Selected passage:
BEGIN
SCIENTIFIC-LINUX-USERS Archives

December 2007

SCIENTIFIC-LINUX-USERS@LISTSERV.FNAL.GOV

Options: Use Monospaced Font
Show Text Part by Default
Show All Mail Headers

Message: [<< First] [< Prev] [Next >] [Last >>]
Topic: [<< First] [< Prev] [Next >] [Last >>]
Author: [<< First] [< Prev] [Next >] [Last >>]

Print Reply
Subject:
From:
Michael Hannon <[log in to unmask]>
Reply To:
Michael Hannon <[log in to unmask]>
Date:
Thu, 13 Dec 2007 19:55:36 -0800
Content-Type:
text/plain
Parts/Attachments:
text/plain (168 lines)
On Fri, Dec 14, 2007 at 08:56:51AM +0900, John Summerfield wrote:
.
.
.
> I'm sure it's covered in detail in the Red Hat documents. They should be 
> part of SL (I've not looked), they _are_ hosted by CentOS and I'm sure 
> by Red Hat.
END
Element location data
BEGIN
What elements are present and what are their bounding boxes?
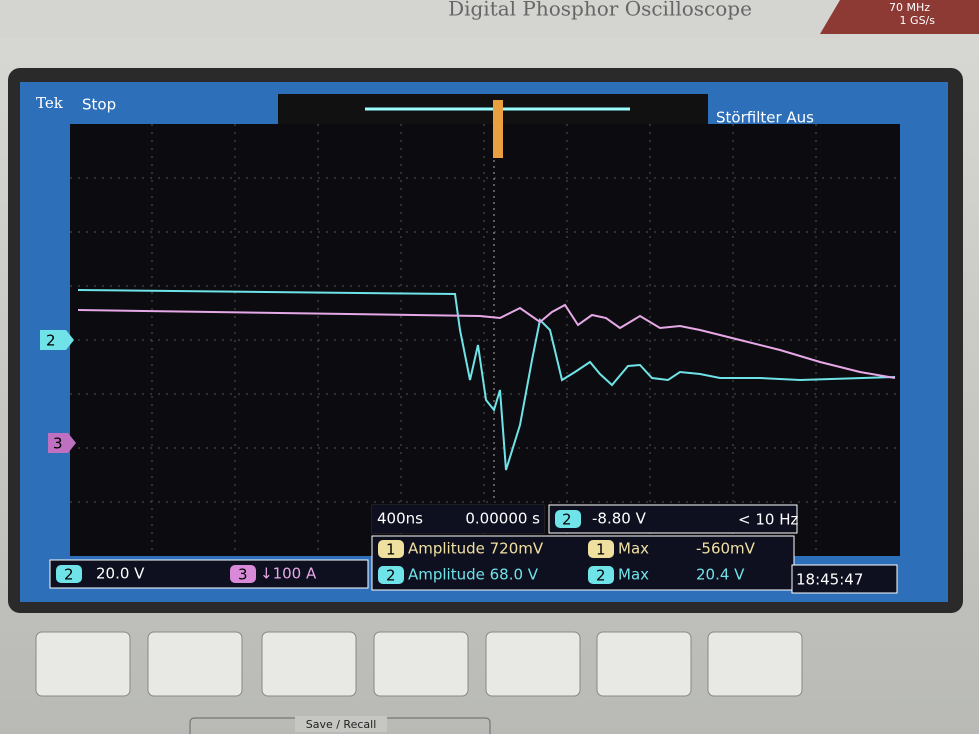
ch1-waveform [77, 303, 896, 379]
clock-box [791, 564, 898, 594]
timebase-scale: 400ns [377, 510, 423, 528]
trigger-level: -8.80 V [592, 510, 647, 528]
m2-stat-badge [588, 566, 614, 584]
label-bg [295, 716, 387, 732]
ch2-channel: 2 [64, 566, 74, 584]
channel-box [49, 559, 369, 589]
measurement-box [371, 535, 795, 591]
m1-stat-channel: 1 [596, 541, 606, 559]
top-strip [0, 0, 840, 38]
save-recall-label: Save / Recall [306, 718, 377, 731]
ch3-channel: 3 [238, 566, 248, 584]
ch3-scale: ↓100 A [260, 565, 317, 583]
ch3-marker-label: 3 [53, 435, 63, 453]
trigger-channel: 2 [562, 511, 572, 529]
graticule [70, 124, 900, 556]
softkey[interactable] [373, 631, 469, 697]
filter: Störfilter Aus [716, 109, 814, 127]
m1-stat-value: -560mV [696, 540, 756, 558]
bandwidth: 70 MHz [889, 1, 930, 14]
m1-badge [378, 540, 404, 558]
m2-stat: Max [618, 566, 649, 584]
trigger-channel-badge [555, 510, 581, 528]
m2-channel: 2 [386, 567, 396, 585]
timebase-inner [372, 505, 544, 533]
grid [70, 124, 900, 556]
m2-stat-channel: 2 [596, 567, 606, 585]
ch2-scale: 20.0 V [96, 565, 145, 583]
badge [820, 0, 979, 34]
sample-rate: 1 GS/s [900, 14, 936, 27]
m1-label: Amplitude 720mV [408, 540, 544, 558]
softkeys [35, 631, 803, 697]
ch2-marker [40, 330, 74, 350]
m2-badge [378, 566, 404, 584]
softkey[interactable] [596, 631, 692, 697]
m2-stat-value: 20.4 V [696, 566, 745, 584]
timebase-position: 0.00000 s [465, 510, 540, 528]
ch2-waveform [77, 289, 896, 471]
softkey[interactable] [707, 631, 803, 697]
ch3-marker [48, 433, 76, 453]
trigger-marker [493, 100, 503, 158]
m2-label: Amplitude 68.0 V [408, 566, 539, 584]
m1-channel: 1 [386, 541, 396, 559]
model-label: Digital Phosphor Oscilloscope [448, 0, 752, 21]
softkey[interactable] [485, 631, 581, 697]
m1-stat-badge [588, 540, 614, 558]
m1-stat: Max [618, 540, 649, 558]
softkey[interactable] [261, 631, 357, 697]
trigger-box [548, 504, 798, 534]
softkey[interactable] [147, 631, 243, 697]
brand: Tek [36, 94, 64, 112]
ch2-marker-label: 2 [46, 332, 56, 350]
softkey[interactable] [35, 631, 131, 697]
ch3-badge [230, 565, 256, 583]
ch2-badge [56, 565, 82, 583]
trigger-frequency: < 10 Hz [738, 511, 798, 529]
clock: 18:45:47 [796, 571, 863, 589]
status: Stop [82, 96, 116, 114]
END
BEGIN
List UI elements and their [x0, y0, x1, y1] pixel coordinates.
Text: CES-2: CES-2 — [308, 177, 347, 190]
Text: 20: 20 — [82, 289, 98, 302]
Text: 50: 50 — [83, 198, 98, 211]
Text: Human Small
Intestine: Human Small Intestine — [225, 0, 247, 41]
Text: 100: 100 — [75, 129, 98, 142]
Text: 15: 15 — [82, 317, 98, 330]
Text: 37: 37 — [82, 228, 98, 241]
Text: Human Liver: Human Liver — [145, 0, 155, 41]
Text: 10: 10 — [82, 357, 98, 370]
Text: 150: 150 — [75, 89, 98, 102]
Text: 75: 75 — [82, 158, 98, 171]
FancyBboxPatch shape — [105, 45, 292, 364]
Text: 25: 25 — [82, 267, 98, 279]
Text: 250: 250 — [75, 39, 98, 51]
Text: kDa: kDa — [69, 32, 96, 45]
END
The request:
Pick up the Scientific Linux mailing list message from the point where it stops and write what comes next.

Exercise response:
> 
> Largely forget Debian. I've use both, I don't think one is better than 
> the other for this, though they are different.

Hi, John.  Yup, Debian happened to the fave rave of a guy that worked
here at one time, and he got the server set up and working before I
realized what he had done.  At that point it wasn't broke, so we never
fixed it, but I want to get rid of it now.

> 
> Your server(s) need working networking. Configuring that has nothing 
> special to do with the task at hand.
> 
> I'm looking at my WBEL4 box as I write.
> you need dhcpd3. Your configuration from Debian should work with minimal 
> changes. This hands out DHCP addresses and tells clients which file to 
> load and where to get it (it can be a different server, and on Debian I 
> use that feature).
> 
> You need tftpd and xinetd. Install them, ensure xinetd starts on boot 
> and that tftpd is enabled:
> [summer@ns ~]$ cat /etc/xinetd.d/tftp
> # default: off
> # description: The tftp server serves files using the trivial file 
> transfer \
> #       protocol.  The tftp protocol is often used to boot diskless \
> #       workstations, download configuration files to network-aware 
> printers, \
> #       and to start the installation process for some operating systems.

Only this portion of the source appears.